What this task involves =
Leave out the pictures and reproduce all of the data exactly.
* Begin Dataset entries *
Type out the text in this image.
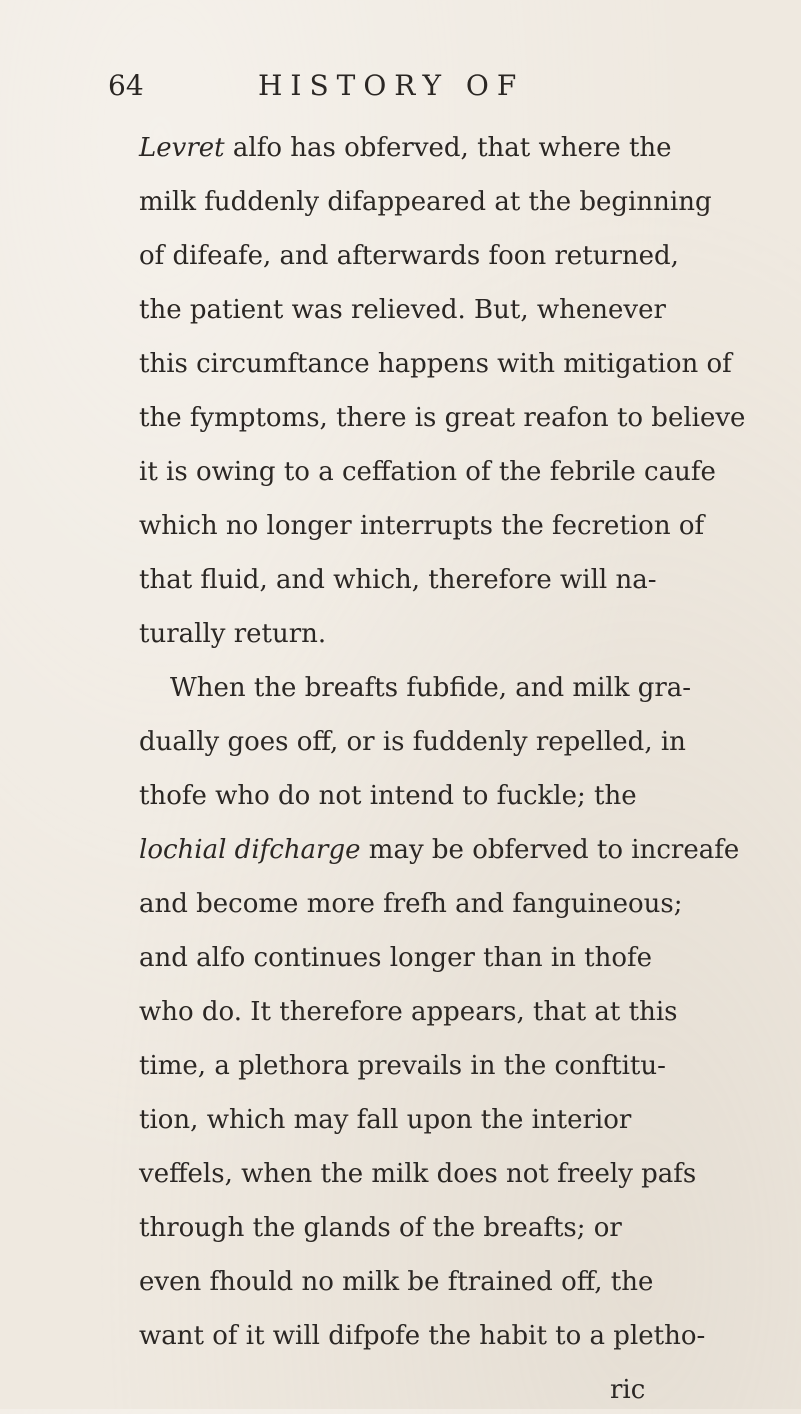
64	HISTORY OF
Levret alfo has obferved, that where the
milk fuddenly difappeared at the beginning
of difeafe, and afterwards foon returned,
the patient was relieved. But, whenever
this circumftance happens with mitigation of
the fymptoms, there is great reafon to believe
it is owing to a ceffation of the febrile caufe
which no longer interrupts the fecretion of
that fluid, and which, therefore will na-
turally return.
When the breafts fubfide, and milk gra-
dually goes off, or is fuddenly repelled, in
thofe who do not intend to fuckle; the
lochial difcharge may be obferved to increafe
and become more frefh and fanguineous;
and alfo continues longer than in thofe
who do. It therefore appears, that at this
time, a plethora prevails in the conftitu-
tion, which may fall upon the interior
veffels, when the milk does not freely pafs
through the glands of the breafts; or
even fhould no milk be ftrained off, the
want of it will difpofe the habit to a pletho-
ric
* End Dataset entries *
Answer to this exercise =
Type out the text in this image.
64	HISTORY OF
Levret alfo has obferved, that where the
milk fuddenly difappeared at the beginning
of difeafe, and afterwards foon returned,
the patient was relieved. But, whenever
this circumftance happens with mitigation of
the fymptoms, there is great reafon to believe
it is owing to a ceffation of the febrile caufe
which no longer interrupts the fecretion of
that fluid, and which, therefore will na-
turally return.
When the breafts fubfide, and milk gra-
dually goes off, or is fuddenly repelled, in
thofe who do not intend to fuckle; the
lochial difcharge may be obferved to increafe
and become more frefh and fanguineous;
and alfo continues longer than in thofe
who do. It therefore appears, that at this
time, a plethora prevails in the conftitu-
tion, which may fall upon the interior
veffels, when the milk does not freely pafs
through the glands of the breafts; or
even fhould no milk be ftrained off, the
want of it will difpofe the habit to a pletho-
ric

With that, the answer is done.